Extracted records
*-*-*

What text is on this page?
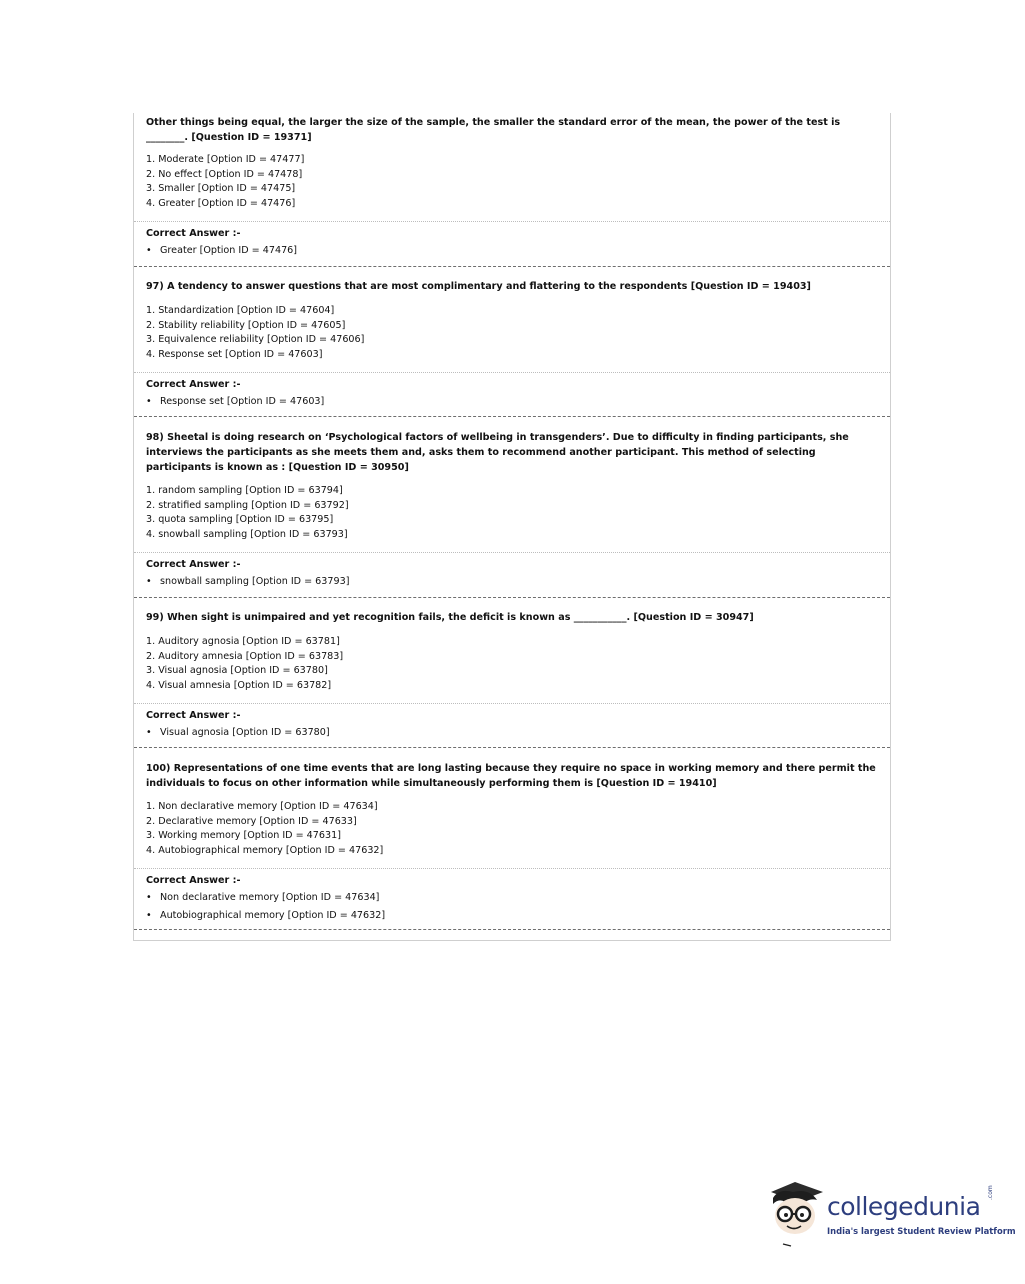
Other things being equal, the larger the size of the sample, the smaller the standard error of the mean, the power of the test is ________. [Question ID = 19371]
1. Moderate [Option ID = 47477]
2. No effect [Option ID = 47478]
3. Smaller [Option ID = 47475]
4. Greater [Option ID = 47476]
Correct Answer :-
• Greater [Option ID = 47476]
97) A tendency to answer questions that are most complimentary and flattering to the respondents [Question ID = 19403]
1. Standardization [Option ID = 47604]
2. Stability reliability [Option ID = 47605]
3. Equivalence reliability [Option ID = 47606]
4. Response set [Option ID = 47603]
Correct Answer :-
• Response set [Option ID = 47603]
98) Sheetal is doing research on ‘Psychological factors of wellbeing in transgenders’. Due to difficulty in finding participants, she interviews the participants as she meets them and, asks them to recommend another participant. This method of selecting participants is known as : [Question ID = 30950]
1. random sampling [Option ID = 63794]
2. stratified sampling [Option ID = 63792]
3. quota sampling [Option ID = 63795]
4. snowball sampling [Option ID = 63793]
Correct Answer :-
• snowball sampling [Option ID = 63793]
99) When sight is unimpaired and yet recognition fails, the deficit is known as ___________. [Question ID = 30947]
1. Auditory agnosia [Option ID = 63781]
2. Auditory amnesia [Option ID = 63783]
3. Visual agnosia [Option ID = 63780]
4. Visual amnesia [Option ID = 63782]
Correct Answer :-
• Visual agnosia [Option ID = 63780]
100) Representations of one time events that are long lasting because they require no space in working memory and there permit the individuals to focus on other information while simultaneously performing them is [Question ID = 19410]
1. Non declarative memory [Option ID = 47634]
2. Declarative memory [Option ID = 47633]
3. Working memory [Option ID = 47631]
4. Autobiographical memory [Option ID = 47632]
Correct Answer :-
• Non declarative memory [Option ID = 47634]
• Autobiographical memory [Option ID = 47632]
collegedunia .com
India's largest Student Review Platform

*-*-*

DO THIS ▸ Quote the records above in full, dropping each picture.

THE OUTPUT ▸
What text is on this page?
Other things being equal, the larger the size of the sample, the smaller the standard error of the mean, the power of the test is ________. [Question ID = 19371]
1. Moderate [Option ID = 47477]
2. No effect [Option ID = 47478]
3. Smaller [Option ID = 47475]
4. Greater [Option ID = 47476]
Correct Answer :-
• Greater [Option ID = 47476]
97) A tendency to answer questions that are most complimentary and flattering to the respondents [Question ID = 19403]
1. Standardization [Option ID = 47604]
2. Stability reliability [Option ID = 47605]
3. Equivalence reliability [Option ID = 47606]
4. Response set [Option ID = 47603]
Correct Answer :-
• Response set [Option ID = 47603]
98) Sheetal is doing research on ‘Psychological factors of wellbeing in transgenders’. Due to difficulty in finding participants, she interviews the participants as she meets them and, asks them to recommend another participant. This method of selecting participants is known as : [Question ID = 30950]
1. random sampling [Option ID = 63794]
2. stratified sampling [Option ID = 63792]
3. quota sampling [Option ID = 63795]
4. snowball sampling [Option ID = 63793]
Correct Answer :-
• snowball sampling [Option ID = 63793]
99) When sight is unimpaired and yet recognition fails, the deficit is known as ___________. [Question ID = 30947]
1. Auditory agnosia [Option ID = 63781]
2. Auditory amnesia [Option ID = 63783]
3. Visual agnosia [Option ID = 63780]
4. Visual amnesia [Option ID = 63782]
Correct Answer :-
• Visual agnosia [Option ID = 63780]
100) Representations of one time events that are long lasting because they require no space in working memory and there permit the individuals to focus on other information while simultaneously performing them is [Question ID = 19410]
1. Non declarative memory [Option ID = 47634]
2. Declarative memory [Option ID = 47633]
3. Working memory [Option ID = 47631]
4. Autobiographical memory [Option ID = 47632]
Correct Answer :-
• Non declarative memory [Option ID = 47634]
• Autobiographical memory [Option ID = 47632]
collegedunia .com
India's largest Student Review Platform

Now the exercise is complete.